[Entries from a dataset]
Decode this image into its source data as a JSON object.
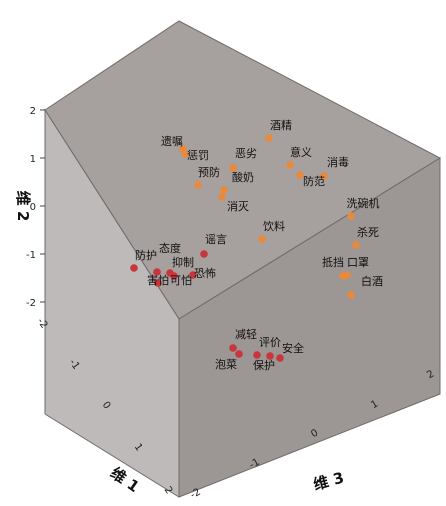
{
  "chart_data": {
    "type": "scatter",
    "projection": "3d",
    "axes": {
      "x": {
        "label": "维 1",
        "ticks": [
          "-2",
          "-1",
          "0",
          "1",
          "2"
        ],
        "range": [
          -2,
          2
        ]
      },
      "y": {
        "label": "维 2",
        "ticks": [
          "2",
          "1",
          "0",
          "-1",
          "-2"
        ],
        "range": [
          -2,
          2
        ]
      },
      "z": {
        "label": "维 3",
        "ticks": [
          "-2",
          "-1",
          "0",
          "1",
          "2"
        ],
        "range": [
          -2,
          2
        ]
      }
    },
    "colors": {
      "cube_top": "#a6a09e",
      "cube_right": "#9c9694",
      "cube_left": "#bdbab9",
      "edge": "#6f6b6a",
      "orange": "#e8893c",
      "red": "#c8353b"
    },
    "orange_points": [
      {
        "label": "遗嘱"
      },
      {
        "label": "惩罚"
      },
      {
        "label": "恶劣"
      },
      {
        "label": "预防"
      },
      {
        "label": "酸奶"
      },
      {
        "label": "消灭"
      },
      {
        "label": "酒精"
      },
      {
        "label": "意义"
      },
      {
        "label": "防范"
      },
      {
        "label": "消毒"
      },
      {
        "label": "饮料"
      },
      {
        "label": "洗碗机"
      },
      {
        "label": "杀死"
      },
      {
        "label": "抵挡"
      },
      {
        "label": "口罩"
      },
      {
        "label": "白酒"
      }
    ],
    "red_points": [
      {
        "label": "态度"
      },
      {
        "label": "防护"
      },
      {
        "label": "抑制"
      },
      {
        "label": "害怕"
      },
      {
        "label": "可怕"
      },
      {
        "label": "谣言"
      },
      {
        "label": "恐怖"
      },
      {
        "label": "减轻"
      },
      {
        "label": "泡菜"
      },
      {
        "label": "评价"
      },
      {
        "label": "保护"
      },
      {
        "label": "安全"
      }
    ]
  }
}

» Exercise requirements: Leave out the pictures and print each record exactly as it stands.

» Solution to this problem:
Decode this image into its source data as a JSON object.
{
  "chart_data": {
    "type": "scatter",
    "projection": "3d",
    "axes": {
      "x": {
        "label": "维 1",
        "ticks": [
          "-2",
          "-1",
          "0",
          "1",
          "2"
        ],
        "range": [
          -2,
          2
        ]
      },
      "y": {
        "label": "维 2",
        "ticks": [
          "2",
          "1",
          "0",
          "-1",
          "-2"
        ],
        "range": [
          -2,
          2
        ]
      },
      "z": {
        "label": "维 3",
        "ticks": [
          "-2",
          "-1",
          "0",
          "1",
          "2"
        ],
        "range": [
          -2,
          2
        ]
      }
    },
    "colors": {
      "cube_top": "#a6a09e",
      "cube_right": "#9c9694",
      "cube_left": "#bdbab9",
      "edge": "#6f6b6a",
      "orange": "#e8893c",
      "red": "#c8353b"
    },
    "orange_points": [
      {
        "label": "遗嘱"
      },
      {
        "label": "惩罚"
      },
      {
        "label": "恶劣"
      },
      {
        "label": "预防"
      },
      {
        "label": "酸奶"
      },
      {
        "label": "消灭"
      },
      {
        "label": "酒精"
      },
      {
        "label": "意义"
      },
      {
        "label": "防范"
      },
      {
        "label": "消毒"
      },
      {
        "label": "饮料"
      },
      {
        "label": "洗碗机"
      },
      {
        "label": "杀死"
      },
      {
        "label": "抵挡"
      },
      {
        "label": "口罩"
      },
      {
        "label": "白酒"
      }
    ],
    "red_points": [
      {
        "label": "态度"
      },
      {
        "label": "防护"
      },
      {
        "label": "抑制"
      },
      {
        "label": "害怕"
      },
      {
        "label": "可怕"
      },
      {
        "label": "谣言"
      },
      {
        "label": "恐怖"
      },
      {
        "label": "减轻"
      },
      {
        "label": "泡菜"
      },
      {
        "label": "评价"
      },
      {
        "label": "保护"
      },
      {
        "label": "安全"
      }
    ]
  }
}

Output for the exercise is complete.